> [THE REQUEST]: Review the lines that follow and copy each one that contains the word "creeds".

----- DATASET EXCERPTS -----

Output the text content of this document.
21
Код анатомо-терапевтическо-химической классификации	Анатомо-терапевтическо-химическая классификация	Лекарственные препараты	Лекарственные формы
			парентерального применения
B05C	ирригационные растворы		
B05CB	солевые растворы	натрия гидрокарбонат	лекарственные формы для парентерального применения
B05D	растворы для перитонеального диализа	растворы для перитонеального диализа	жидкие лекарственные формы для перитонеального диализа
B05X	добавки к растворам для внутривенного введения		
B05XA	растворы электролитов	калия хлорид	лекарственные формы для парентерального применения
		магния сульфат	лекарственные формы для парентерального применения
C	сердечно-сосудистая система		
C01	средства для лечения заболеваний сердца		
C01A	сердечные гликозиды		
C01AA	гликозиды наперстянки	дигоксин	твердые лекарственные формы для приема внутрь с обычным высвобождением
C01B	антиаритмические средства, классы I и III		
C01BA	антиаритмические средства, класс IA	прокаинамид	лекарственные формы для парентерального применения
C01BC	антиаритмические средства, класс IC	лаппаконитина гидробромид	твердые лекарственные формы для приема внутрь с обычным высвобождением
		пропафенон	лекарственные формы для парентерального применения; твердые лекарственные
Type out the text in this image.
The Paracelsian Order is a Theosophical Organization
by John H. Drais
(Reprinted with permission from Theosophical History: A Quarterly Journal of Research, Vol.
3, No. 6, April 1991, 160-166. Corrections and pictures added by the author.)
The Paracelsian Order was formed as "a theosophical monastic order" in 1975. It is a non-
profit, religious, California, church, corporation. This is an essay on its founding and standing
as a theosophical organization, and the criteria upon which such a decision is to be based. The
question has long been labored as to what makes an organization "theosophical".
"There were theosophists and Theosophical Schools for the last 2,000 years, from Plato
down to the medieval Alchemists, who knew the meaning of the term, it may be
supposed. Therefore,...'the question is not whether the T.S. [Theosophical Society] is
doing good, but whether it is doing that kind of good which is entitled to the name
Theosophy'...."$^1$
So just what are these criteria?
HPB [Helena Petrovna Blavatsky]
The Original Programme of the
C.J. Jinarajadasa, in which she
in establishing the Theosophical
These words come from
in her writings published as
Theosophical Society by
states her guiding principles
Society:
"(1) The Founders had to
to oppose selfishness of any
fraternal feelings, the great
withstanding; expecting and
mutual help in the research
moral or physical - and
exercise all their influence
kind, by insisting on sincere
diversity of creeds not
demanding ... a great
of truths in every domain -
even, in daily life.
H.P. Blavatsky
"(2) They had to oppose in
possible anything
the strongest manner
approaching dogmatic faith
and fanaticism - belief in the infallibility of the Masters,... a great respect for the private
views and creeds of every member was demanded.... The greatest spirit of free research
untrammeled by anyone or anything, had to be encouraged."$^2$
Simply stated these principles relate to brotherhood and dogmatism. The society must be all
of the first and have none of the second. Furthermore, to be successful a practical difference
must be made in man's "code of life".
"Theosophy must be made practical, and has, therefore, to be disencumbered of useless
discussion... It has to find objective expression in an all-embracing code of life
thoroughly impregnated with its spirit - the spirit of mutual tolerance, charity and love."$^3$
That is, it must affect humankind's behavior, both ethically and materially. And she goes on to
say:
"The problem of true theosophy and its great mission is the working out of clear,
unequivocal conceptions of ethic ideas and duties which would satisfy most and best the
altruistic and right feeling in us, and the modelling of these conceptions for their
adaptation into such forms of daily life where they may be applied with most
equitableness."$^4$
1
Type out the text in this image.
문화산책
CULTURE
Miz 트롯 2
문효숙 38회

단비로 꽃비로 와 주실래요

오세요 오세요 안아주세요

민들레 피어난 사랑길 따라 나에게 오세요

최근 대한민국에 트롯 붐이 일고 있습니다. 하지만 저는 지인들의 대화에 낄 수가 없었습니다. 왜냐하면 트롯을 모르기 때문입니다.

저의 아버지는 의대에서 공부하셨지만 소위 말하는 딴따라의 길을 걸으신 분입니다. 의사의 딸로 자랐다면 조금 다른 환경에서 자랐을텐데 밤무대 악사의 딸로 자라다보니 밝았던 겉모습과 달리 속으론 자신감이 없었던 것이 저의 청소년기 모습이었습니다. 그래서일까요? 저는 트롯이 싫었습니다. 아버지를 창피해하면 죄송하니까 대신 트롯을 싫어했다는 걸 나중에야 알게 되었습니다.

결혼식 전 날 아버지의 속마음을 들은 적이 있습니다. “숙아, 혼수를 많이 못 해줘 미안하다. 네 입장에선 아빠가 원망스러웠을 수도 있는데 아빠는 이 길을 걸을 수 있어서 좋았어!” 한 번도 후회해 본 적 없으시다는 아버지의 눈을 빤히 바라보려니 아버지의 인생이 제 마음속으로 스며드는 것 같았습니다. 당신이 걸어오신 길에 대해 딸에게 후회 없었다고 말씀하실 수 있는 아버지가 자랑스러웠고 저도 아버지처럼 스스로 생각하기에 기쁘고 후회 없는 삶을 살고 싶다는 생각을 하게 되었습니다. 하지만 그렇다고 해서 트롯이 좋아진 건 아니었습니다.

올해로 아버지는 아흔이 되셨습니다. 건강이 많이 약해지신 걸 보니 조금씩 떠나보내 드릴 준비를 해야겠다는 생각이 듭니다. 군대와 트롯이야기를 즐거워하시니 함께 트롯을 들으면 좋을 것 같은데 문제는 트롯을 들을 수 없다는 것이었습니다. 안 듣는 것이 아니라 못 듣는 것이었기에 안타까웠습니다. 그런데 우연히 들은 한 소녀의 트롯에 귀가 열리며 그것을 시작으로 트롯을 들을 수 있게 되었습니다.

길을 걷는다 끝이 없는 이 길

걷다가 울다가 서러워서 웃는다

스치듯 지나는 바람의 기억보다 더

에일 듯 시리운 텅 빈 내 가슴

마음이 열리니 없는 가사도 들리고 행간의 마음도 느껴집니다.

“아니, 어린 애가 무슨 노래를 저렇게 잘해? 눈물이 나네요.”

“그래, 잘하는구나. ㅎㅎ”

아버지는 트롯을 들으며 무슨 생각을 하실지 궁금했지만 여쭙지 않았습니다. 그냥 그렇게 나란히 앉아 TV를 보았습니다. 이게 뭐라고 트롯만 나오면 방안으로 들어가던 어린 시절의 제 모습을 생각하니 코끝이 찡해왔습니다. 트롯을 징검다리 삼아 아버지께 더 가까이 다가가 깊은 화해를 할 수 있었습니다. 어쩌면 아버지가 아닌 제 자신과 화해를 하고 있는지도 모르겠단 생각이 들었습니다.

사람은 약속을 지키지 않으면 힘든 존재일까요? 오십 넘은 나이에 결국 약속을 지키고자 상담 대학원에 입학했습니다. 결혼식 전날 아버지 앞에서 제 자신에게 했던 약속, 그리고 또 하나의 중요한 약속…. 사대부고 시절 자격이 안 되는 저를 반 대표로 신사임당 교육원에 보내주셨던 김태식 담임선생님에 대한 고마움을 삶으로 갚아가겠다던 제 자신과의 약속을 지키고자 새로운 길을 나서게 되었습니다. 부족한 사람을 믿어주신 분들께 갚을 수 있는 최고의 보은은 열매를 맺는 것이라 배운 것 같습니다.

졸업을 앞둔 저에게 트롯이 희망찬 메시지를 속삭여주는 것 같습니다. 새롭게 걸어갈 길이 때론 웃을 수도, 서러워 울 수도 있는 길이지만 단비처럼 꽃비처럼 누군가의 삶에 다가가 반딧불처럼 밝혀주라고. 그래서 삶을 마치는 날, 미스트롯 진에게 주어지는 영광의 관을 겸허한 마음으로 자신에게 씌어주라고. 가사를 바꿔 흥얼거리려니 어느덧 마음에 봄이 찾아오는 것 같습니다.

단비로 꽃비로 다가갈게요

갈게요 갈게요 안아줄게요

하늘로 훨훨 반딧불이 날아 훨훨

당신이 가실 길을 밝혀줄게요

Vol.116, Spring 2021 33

-----

> [WRITTEN REPLY]:
diversity of creeds not
views and creeds of every member was demanded.... The greatest spirit of free research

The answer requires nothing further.